◆ WORK TO BE COMPLETED: Copy each line with the word "Наименование" in it.

◆ INFORMATION SUPPLIED:
************

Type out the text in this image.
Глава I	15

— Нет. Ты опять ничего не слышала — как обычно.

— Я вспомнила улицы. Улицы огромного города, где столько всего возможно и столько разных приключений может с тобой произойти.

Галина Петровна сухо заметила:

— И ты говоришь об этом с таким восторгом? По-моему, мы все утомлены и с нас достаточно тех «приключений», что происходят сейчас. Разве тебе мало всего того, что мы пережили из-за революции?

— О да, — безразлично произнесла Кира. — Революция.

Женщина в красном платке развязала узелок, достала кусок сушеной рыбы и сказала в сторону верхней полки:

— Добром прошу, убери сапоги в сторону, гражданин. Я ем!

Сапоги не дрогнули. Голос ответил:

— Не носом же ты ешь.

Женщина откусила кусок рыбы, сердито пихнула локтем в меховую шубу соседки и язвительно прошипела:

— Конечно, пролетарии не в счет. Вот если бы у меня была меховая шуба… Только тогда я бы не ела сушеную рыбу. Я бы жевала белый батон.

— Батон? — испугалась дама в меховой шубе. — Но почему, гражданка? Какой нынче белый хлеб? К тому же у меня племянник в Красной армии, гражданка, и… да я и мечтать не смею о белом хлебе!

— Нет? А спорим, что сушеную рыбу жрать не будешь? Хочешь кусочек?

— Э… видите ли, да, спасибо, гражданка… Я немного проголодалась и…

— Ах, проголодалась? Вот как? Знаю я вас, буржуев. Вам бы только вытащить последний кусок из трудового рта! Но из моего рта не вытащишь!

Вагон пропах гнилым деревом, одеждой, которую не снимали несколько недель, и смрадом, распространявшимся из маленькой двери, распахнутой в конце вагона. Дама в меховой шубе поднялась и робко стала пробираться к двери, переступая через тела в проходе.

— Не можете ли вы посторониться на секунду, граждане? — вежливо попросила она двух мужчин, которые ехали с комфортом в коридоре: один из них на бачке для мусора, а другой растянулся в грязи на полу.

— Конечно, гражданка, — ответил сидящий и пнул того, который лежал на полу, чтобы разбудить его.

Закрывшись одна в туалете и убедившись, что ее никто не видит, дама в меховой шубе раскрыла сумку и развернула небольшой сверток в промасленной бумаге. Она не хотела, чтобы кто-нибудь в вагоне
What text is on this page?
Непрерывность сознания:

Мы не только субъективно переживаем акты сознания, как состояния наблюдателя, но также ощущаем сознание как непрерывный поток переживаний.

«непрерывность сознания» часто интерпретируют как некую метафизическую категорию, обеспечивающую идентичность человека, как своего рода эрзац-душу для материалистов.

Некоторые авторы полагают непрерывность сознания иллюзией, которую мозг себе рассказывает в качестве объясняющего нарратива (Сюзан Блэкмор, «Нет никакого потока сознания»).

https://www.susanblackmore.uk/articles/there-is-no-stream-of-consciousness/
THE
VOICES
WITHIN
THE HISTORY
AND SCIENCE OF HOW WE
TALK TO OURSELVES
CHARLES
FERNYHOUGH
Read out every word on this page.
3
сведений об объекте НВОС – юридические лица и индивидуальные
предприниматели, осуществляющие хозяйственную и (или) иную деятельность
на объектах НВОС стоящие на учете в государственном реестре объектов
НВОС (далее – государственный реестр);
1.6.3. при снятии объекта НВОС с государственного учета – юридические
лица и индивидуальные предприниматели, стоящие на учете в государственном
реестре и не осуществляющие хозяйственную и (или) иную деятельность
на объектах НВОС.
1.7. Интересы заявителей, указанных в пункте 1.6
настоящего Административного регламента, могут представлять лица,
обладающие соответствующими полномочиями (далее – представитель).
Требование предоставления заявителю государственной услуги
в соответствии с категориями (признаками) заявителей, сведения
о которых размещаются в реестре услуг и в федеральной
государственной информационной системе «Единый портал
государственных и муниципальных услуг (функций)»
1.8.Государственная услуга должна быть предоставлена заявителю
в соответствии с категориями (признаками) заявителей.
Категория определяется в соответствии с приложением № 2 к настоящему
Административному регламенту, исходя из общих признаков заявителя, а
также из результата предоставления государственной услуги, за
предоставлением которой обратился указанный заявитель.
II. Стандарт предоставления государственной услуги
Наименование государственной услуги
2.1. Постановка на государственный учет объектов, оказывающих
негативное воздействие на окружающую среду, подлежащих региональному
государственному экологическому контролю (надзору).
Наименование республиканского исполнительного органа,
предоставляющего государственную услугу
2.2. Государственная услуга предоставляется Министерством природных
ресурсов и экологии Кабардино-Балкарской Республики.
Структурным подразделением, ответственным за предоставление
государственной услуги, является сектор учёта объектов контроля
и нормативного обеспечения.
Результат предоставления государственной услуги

************

◆ SOLUTION:
Наименование государственной услуги
Наименование республиканского исполнительного органа,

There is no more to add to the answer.